Saved entries
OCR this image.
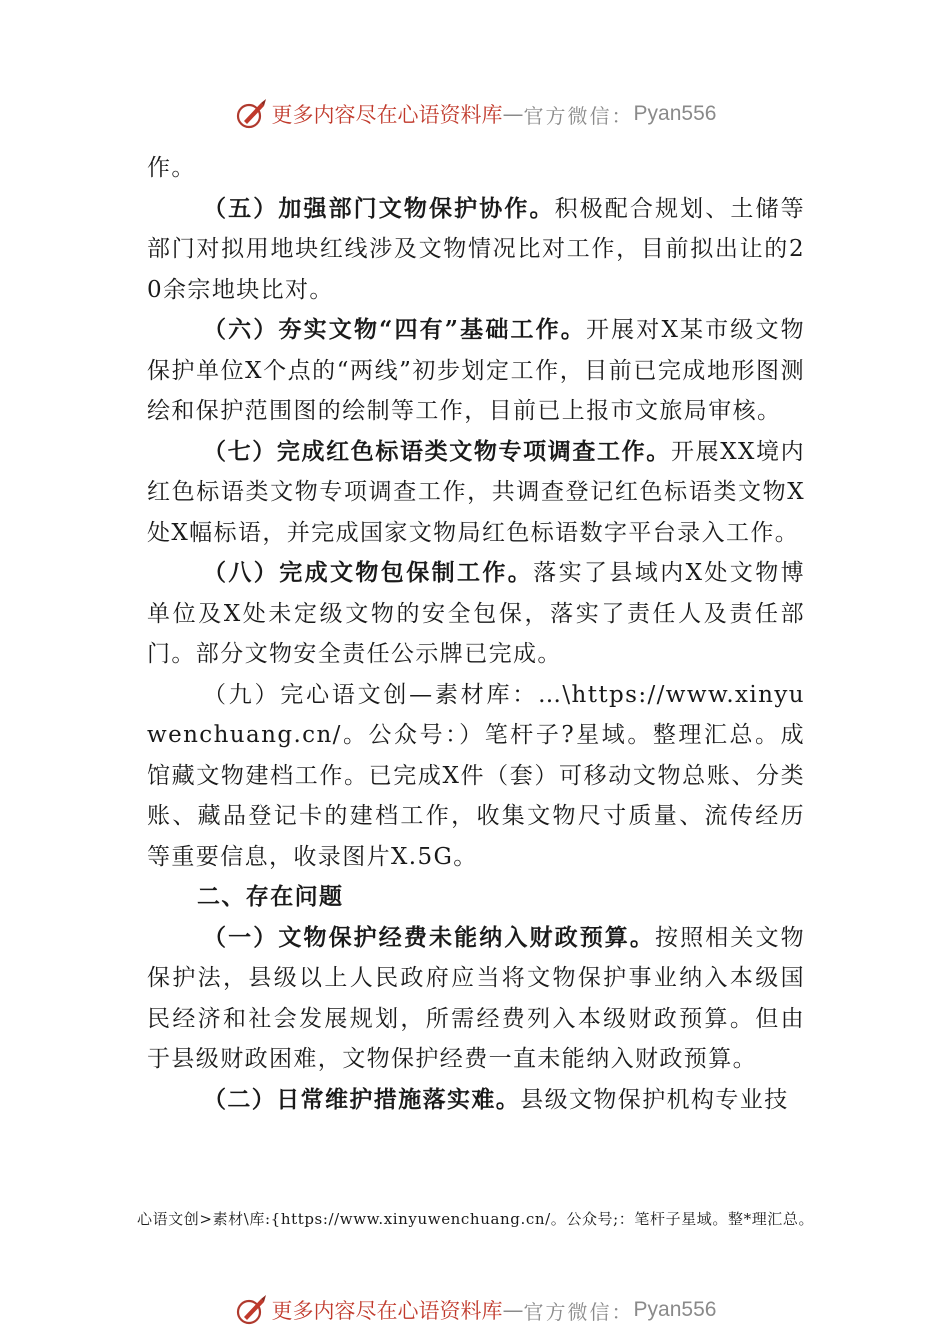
更多内容尽在心语资料库 — 官方微信： Pyan556

作。

（五）加强部门文物保护协作。积极配合规划、土储等部门对拟用地块红线涉及文物情况比对工作，目前拟出让的20余宗地块比对。

（六）夯实文物“四有”基础工作。开展对X某市级文物保护单位X个点的“两线”初步划定工作，目前已完成地形图测绘和保护范围图的绘制等工作，目前已上报市文旅局审核。

（七）完成红色标语类文物专项调查工作。开展XX境内红色标语类文物专项调查工作，共调查登记红色标语类文物X处X幅标语，并完成国家文物局红色标语数字平台录入工作。

（八）完成文物包保制工作。落实了县域内X处文物博单位及X处未定级文物的安全包保，落实了责任人及责任部门。部分文物安全责任公示牌已完成。

（九）完心语文创—素材库：…\https://www.xinyuwenchuang.cn/。公众号：）笔杆子?星域。整理汇总。成馆藏文物建档工作。已完成X件（套）可移动文物总账、分类账、藏品登记卡的建档工作，收集文物尺寸质量、流传经历等重要信息，收录图片X.5G。

二、存在问题

（一）文物保护经费未能纳入财政预算。按照相关文物保护法，县级以上人民政府应当将文物保护事业纳入本级国民经济和社会发展规划，所需经费列入本级财政预算。但由于县级财政困难，文物保护经费一直未能纳入财政预算。

（二）日常维护措施落实难。县级文物保护机构专业技

心语文创>素材\库:{https://www.xinyuwenchuang.cn/。公众号;：笔杆子星域。整*理汇总。
更多内容尽在心语资料库 — 官方微信： Pyan556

## WRITTEN EXERCISE
Using the entries above, find all lines with "xinyuwenchuang". Copy them.

## EXERCISE RESPONSE
（九）完心语文创—素材库：…\https://www.xinyuwenchuang.cn/。公众号：）笔杆子?星域。整理汇总。成馆藏文物建档工作。已完成X件（套）可移动文物总账、分类账、藏品登记卡的建档工作，收集文物尺寸质量、流传经历等重要信息，收录图片X.5G。
心语文创>素材\库:{https://www.xinyuwenchuang.cn/。公众号;：笔杆子星域。整*理汇总。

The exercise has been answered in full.